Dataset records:
--- BEGIN ---

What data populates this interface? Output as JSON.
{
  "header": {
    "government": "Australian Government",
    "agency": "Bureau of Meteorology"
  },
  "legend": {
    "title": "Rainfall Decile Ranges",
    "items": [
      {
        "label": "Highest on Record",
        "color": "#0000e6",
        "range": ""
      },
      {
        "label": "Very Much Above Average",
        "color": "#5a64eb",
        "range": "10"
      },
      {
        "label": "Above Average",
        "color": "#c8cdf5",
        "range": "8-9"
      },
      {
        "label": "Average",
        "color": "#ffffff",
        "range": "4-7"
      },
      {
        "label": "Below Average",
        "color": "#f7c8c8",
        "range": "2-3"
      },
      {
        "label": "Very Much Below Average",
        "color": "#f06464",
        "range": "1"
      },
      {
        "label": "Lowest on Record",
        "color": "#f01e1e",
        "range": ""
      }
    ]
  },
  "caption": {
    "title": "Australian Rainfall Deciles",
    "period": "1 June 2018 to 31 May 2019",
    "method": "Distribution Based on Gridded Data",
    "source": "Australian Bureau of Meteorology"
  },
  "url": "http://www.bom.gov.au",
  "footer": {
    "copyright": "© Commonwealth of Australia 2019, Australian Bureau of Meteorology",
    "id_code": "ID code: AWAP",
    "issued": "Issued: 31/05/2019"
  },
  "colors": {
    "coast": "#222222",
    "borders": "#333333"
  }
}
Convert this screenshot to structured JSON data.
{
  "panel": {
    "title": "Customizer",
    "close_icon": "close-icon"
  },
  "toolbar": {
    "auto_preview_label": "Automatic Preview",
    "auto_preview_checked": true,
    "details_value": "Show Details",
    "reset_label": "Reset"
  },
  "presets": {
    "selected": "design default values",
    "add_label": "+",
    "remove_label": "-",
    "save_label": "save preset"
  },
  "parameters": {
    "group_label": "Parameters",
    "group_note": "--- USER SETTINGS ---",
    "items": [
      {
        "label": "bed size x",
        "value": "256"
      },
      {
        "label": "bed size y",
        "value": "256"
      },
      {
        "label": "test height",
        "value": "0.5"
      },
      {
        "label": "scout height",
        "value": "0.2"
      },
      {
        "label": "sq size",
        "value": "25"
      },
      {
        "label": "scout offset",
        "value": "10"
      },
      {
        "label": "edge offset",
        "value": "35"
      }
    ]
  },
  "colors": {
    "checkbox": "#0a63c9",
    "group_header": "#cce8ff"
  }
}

--- END ---

Stated problem: Type out the full listing again, exactly as given.

Exercise answer:
What data populates this interface? Output as JSON.
{
  "header": {
    "government": "Australian Government",
    "agency": "Bureau of Meteorology"
  },
  "legend": {
    "title": "Rainfall Decile Ranges",
    "items": [
      {
        "label": "Highest on Record",
        "color": "#0000e6",
        "range": ""
      },
      {
        "label": "Very Much Above Average",
        "color": "#5a64eb",
        "range": "10"
      },
      {
        "label": "Above Average",
        "color": "#c8cdf5",
        "range": "8-9"
      },
      {
        "label": "Average",
        "color": "#ffffff",
        "range": "4-7"
      },
      {
        "label": "Below Average",
        "color": "#f7c8c8",
        "range": "2-3"
      },
      {
        "label": "Very Much Below Average",
        "color": "#f06464",
        "range": "1"
      },
      {
        "label": "Lowest on Record",
        "color": "#f01e1e",
        "range": ""
      }
    ]
  },
  "caption": {
    "title": "Australian Rainfall Deciles",
    "period": "1 June 2018 to 31 May 2019",
    "method": "Distribution Based on Gridded Data",
    "source": "Australian Bureau of Meteorology"
  },
  "url": "http://www.bom.gov.au",
  "footer": {
    "copyright": "© Commonwealth of Australia 2019, Australian Bureau of Meteorology",
    "id_code": "ID code: AWAP",
    "issued": "Issued: 31/05/2019"
  },
  "colors": {
    "coast": "#222222",
    "borders": "#333333"
  }
}
Convert this screenshot to structured JSON data.
{
  "panel": {
    "title": "Customizer",
    "close_icon": "close-icon"
  },
  "toolbar": {
    "auto_preview_label": "Automatic Preview",
    "auto_preview_checked": true,
    "details_value": "Show Details",
    "reset_label": "Reset"
  },
  "presets": {
    "selected": "design default values",
    "add_label": "+",
    "remove_label": "-",
    "save_label": "save preset"
  },
  "parameters": {
    "group_label": "Parameters",
    "group_note": "--- USER SETTINGS ---",
    "items": [
      {
        "label": "bed size x",
        "value": "256"
      },
      {
        "label": "bed size y",
        "value": "256"
      },
      {
        "label": "test height",
        "value": "0.5"
      },
      {
        "label": "scout height",
        "value": "0.2"
      },
      {
        "label": "sq size",
        "value": "25"
      },
      {
        "label": "scout offset",
        "value": "10"
      },
      {
        "label": "edge offset",
        "value": "35"
      }
    ]
  },
  "colors": {
    "checkbox": "#0a63c9",
    "group_header": "#cce8ff"
  }
}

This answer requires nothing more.